• **Exercise**
Using the data beneath, show every line that includes the word "traffic".

___ Provided data ___

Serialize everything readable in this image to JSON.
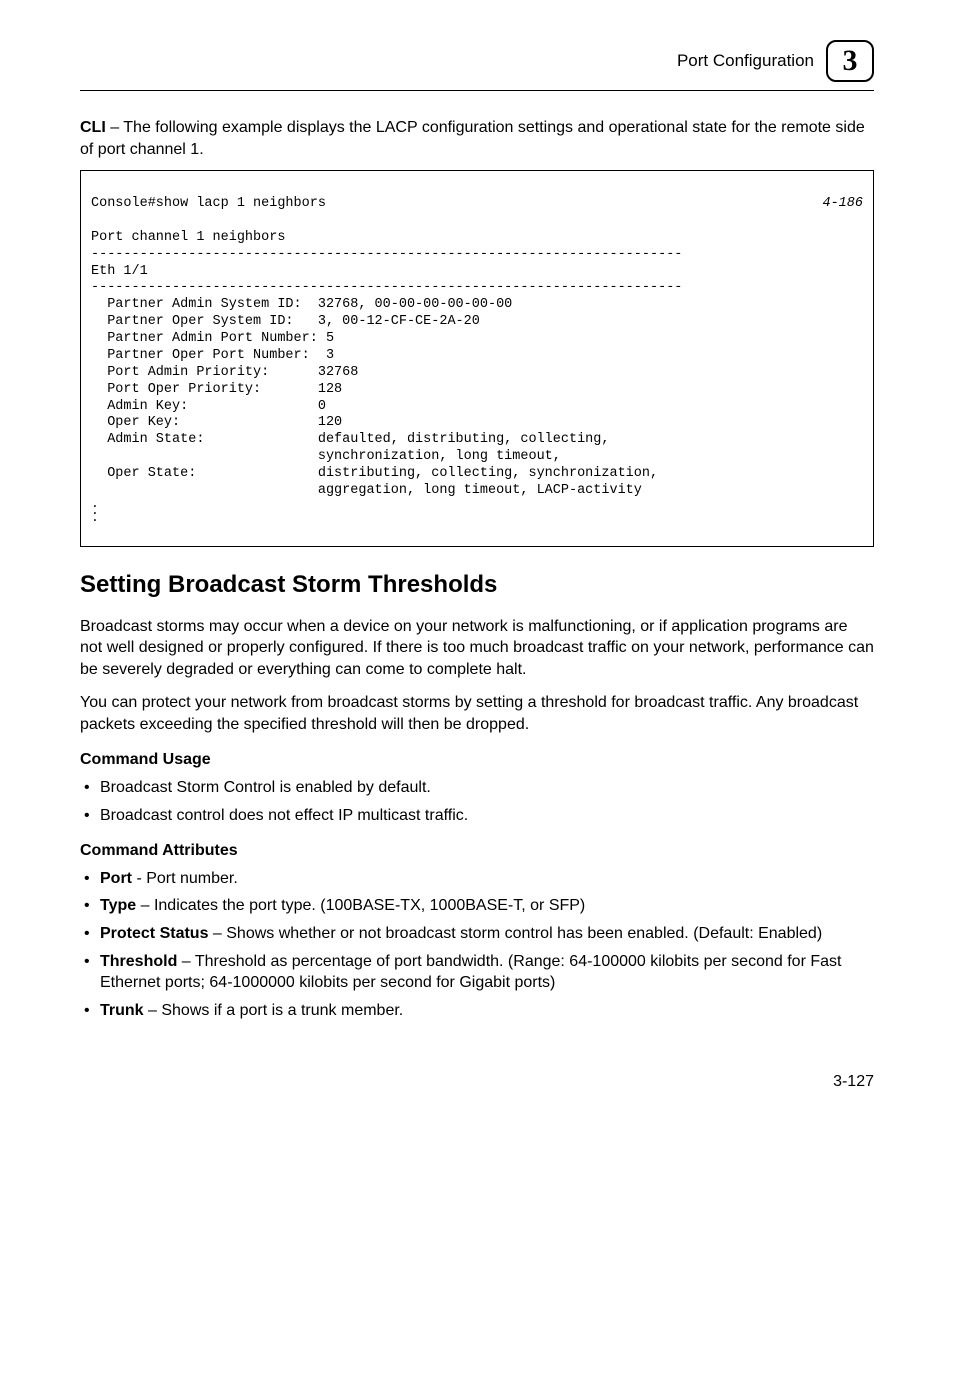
{
  "header": {
    "label": "Port Configuration",
    "chapter_number": "3"
  },
  "intro_para_prefix_bold": "CLI",
  "intro_para_text": " – The following example displays the LACP configuration settings and operational state for the remote side of port channel 1.",
  "cli": {
    "cmd": "Console#show lacp 1 neighbors",
    "ref": "4-186",
    "line2": "Port channel 1 neighbors",
    "dash1": "-------------------------------------------------------------------------",
    "eth": "Eth 1/1",
    "dash2": "-------------------------------------------------------------------------",
    "r1": "  Partner Admin System ID:  32768, 00-00-00-00-00-00",
    "r2": "  Partner Oper System ID:   3, 00-12-CF-CE-2A-20",
    "r3": "  Partner Admin Port Number: 5",
    "r4": "  Partner Oper Port Number:  3",
    "r5": "  Port Admin Priority:      32768",
    "r6": "  Port Oper Priority:       128",
    "r7": "  Admin Key:                0",
    "r8": "  Oper Key:                 120",
    "r9": "  Admin State:              defaulted, distributing, collecting,",
    "r9b": "                            synchronization, long timeout,",
    "r10": "  Oper State:               distributing, collecting, synchronization,",
    "r10b": "                            aggregation, long timeout, LACP-activity"
  },
  "section_title": "Setting Broadcast Storm Thresholds",
  "para1": "Broadcast storms may occur when a device on your network is malfunctioning, or if application programs are not well designed or properly configured. If there is too much broadcast traffic on your network, performance can be severely degraded or everything can come to complete halt.",
  "para2": "You can protect your network from broadcast storms by setting a threshold for broadcast traffic. Any broadcast packets exceeding the specified threshold will then be dropped.",
  "cmd_usage_heading": "Command Usage",
  "usage_bullets": {
    "b1": "Broadcast Storm Control is enabled by default.",
    "b2": "Broadcast control does not effect IP multicast traffic."
  },
  "cmd_attr_heading": "Command Attributes",
  "attr_bullets": {
    "b1_bold": "Port",
    "b1_rest": " - Port number.",
    "b2_bold": "Type",
    "b2_rest": " – Indicates the port type. (100BASE-TX, 1000BASE-T, or SFP)",
    "b3_bold": "Protect Status",
    "b3_rest": " – Shows whether or not broadcast storm control has been enabled. (Default: Enabled)",
    "b4_bold": "Threshold",
    "b4_rest": " – Threshold as percentage of port bandwidth. (Range: 64-100000 kilobits per second for Fast Ethernet ports; 64-1000000 kilobits per second for Gigabit ports)",
    "b5_bold": "Trunk",
    "b5_rest": " – Shows if a port is a trunk member."
  },
  "page_number": "3-127"
}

___

• **Result of this exercise**
  "para1": "Broadcast storms may occur when a device on your network is malfunctioning, or if application programs are not well designed or properly configured. If there is too much broadcast traffic on your network, performance can be severely degraded or everything can come to complete halt.",
  "para2": "You can protect your network from broadcast storms by setting a threshold for broadcast traffic. Any broadcast packets exceeding the specified threshold will then be dropped.",
    "b2": "Broadcast control does not effect IP multicast traffic."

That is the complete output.